To do
Every record that follows should be printed verbatim.

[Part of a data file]

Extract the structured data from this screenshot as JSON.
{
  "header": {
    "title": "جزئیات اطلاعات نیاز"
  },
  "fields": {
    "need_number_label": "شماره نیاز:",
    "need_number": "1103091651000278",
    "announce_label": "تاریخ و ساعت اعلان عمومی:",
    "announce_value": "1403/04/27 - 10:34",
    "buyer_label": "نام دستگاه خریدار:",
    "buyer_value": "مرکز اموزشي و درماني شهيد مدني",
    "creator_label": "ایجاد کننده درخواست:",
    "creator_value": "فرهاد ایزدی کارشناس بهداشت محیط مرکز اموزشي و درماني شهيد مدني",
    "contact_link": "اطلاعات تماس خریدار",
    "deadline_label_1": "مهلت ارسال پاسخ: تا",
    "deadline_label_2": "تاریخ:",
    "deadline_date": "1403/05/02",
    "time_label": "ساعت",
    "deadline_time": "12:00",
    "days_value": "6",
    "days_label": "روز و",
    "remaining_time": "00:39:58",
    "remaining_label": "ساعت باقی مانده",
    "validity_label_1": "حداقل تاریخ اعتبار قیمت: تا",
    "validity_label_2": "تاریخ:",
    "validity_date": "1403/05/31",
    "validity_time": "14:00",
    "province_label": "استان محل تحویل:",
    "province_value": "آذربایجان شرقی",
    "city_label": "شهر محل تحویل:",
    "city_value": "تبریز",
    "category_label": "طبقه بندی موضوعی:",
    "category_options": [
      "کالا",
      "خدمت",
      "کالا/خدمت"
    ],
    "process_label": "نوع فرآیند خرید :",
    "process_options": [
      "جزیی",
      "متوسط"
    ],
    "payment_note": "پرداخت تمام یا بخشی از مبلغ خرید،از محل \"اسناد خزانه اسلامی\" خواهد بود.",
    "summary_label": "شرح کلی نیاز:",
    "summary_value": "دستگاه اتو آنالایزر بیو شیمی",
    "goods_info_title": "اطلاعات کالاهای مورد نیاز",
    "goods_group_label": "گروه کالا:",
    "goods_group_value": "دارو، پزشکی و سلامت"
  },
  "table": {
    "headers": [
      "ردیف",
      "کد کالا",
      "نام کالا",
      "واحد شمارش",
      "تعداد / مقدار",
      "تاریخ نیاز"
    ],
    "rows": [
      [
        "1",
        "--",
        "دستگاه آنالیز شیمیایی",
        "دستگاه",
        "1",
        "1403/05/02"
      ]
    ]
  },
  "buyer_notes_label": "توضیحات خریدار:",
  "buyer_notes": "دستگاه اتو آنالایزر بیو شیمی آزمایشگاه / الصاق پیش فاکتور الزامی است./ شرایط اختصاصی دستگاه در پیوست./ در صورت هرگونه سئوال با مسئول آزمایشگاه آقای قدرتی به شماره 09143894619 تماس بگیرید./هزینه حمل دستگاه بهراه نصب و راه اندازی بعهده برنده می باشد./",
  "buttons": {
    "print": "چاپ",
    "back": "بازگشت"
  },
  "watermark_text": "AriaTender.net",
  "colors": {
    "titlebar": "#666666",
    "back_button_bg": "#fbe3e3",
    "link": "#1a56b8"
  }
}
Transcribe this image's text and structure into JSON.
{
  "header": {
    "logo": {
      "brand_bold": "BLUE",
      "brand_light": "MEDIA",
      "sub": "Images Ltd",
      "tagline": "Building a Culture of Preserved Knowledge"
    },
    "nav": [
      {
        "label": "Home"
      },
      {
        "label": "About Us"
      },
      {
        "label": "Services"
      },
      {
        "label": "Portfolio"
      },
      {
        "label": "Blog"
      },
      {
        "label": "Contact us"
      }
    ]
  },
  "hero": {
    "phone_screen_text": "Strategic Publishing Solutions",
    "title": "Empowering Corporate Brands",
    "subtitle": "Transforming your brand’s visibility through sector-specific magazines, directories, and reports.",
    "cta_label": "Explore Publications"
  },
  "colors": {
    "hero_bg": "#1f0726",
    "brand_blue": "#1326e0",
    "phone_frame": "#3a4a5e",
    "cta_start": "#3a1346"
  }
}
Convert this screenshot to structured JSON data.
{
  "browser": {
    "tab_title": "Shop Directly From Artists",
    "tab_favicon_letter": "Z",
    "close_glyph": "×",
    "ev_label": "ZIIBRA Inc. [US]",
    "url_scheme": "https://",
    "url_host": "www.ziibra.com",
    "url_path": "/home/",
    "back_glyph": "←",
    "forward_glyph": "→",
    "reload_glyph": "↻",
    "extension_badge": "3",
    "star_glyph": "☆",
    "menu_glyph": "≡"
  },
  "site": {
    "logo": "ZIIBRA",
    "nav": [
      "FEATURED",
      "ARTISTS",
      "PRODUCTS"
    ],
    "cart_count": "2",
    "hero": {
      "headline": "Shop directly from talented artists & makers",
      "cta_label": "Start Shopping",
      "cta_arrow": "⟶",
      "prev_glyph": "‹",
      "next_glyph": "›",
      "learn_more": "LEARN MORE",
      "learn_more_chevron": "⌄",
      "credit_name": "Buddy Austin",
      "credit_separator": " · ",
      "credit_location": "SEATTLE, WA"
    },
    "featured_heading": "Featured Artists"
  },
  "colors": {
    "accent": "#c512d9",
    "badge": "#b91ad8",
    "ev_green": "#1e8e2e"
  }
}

Result of the task
Extract the structured data from this screenshot as JSON.
{
  "header": {
    "title": "جزئیات اطلاعات نیاز"
  },
  "fields": {
    "need_number_label": "شماره نیاز:",
    "need_number": "1103091651000278",
    "announce_label": "تاریخ و ساعت اعلان عمومی:",
    "announce_value": "1403/04/27 - 10:34",
    "buyer_label": "نام دستگاه خریدار:",
    "buyer_value": "مرکز اموزشي و درماني شهيد مدني",
    "creator_label": "ایجاد کننده درخواست:",
    "creator_value": "فرهاد ایزدی کارشناس بهداشت محیط مرکز اموزشي و درماني شهيد مدني",
    "contact_link": "اطلاعات تماس خریدار",
    "deadline_label_1": "مهلت ارسال پاسخ: تا",
    "deadline_label_2": "تاریخ:",
    "deadline_date": "1403/05/02",
    "time_label": "ساعت",
    "deadline_time": "12:00",
    "days_value": "6",
    "days_label": "روز و",
    "remaining_time": "00:39:58",
    "remaining_label": "ساعت باقی مانده",
    "validity_label_1": "حداقل تاریخ اعتبار قیمت: تا",
    "validity_label_2": "تاریخ:",
    "validity_date": "1403/05/31",
    "validity_time": "14:00",
    "province_label": "استان محل تحویل:",
    "province_value": "آذربایجان شرقی",
    "city_label": "شهر محل تحویل:",
    "city_value": "تبریز",
    "category_label": "طبقه بندی موضوعی:",
    "category_options": [
      "کالا",
      "خدمت",
      "کالا/خدمت"
    ],
    "process_label": "نوع فرآیند خرید :",
    "process_options": [
      "جزیی",
      "متوسط"
    ],
    "payment_note": "پرداخت تمام یا بخشی از مبلغ خرید،از محل \"اسناد خزانه اسلامی\" خواهد بود.",
    "summary_label": "شرح کلی نیاز:",
    "summary_value": "دستگاه اتو آنالایزر بیو شیمی",
    "goods_info_title": "اطلاعات کالاهای مورد نیاز",
    "goods_group_label": "گروه کالا:",
    "goods_group_value": "دارو، پزشکی و سلامت"
  },
  "table": {
    "headers": [
      "ردیف",
      "کد کالا",
      "نام کالا",
      "واحد شمارش",
      "تعداد / مقدار",
      "تاریخ نیاز"
    ],
    "rows": [
      [
        "1",
        "--",
        "دستگاه آنالیز شیمیایی",
        "دستگاه",
        "1",
        "1403/05/02"
      ]
    ]
  },
  "buyer_notes_label": "توضیحات خریدار:",
  "buyer_notes": "دستگاه اتو آنالایزر بیو شیمی آزمایشگاه / الصاق پیش فاکتور الزامی است./ شرایط اختصاصی دستگاه در پیوست./ در صورت هرگونه سئوال با مسئول آزمایشگاه آقای قدرتی به شماره 09143894619 تماس بگیرید./هزینه حمل دستگاه بهراه نصب و راه اندازی بعهده برنده می باشد./",
  "buttons": {
    "print": "چاپ",
    "back": "بازگشت"
  },
  "watermark_text": "AriaTender.net",
  "colors": {
    "titlebar": "#666666",
    "back_button_bg": "#fbe3e3",
    "link": "#1a56b8"
  }
}
Transcribe this image's text and structure into JSON.
{
  "header": {
    "logo": {
      "brand_bold": "BLUE",
      "brand_light": "MEDIA",
      "sub": "Images Ltd",
      "tagline": "Building a Culture of Preserved Knowledge"
    },
    "nav": [
      {
        "label": "Home"
      },
      {
        "label": "About Us"
      },
      {
        "label": "Services"
      },
      {
        "label": "Portfolio"
      },
      {
        "label": "Blog"
      },
      {
        "label": "Contact us"
      }
    ]
  },
  "hero": {
    "phone_screen_text": "Strategic Publishing Solutions",
    "title": "Empowering Corporate Brands",
    "subtitle": "Transforming your brand’s visibility through sector-specific magazines, directories, and reports.",
    "cta_label": "Explore Publications"
  },
  "colors": {
    "hero_bg": "#1f0726",
    "brand_blue": "#1326e0",
    "phone_frame": "#3a4a5e",
    "cta_start": "#3a1346"
  }
}
Convert this screenshot to structured JSON data.
{
  "browser": {
    "tab_title": "Shop Directly From Artists",
    "tab_favicon_letter": "Z",
    "close_glyph": "×",
    "ev_label": "ZIIBRA Inc. [US]",
    "url_scheme": "https://",
    "url_host": "www.ziibra.com",
    "url_path": "/home/",
    "back_glyph": "←",
    "forward_glyph": "→",
    "reload_glyph": "↻",
    "extension_badge": "3",
    "star_glyph": "☆",
    "menu_glyph": "≡"
  },
  "site": {
    "logo": "ZIIBRA",
    "nav": [
      "FEATURED",
      "ARTISTS",
      "PRODUCTS"
    ],
    "cart_count": "2",
    "hero": {
      "headline": "Shop directly from talented artists & makers",
      "cta_label": "Start Shopping",
      "cta_arrow": "⟶",
      "prev_glyph": "‹",
      "next_glyph": "›",
      "learn_more": "LEARN MORE",
      "learn_more_chevron": "⌄",
      "credit_name": "Buddy Austin",
      "credit_separator": " · ",
      "credit_location": "SEATTLE, WA"
    },
    "featured_heading": "Featured Artists"
  },
  "colors": {
    "accent": "#c512d9",
    "badge": "#b91ad8",
    "ev_green": "#1e8e2e"
  }
}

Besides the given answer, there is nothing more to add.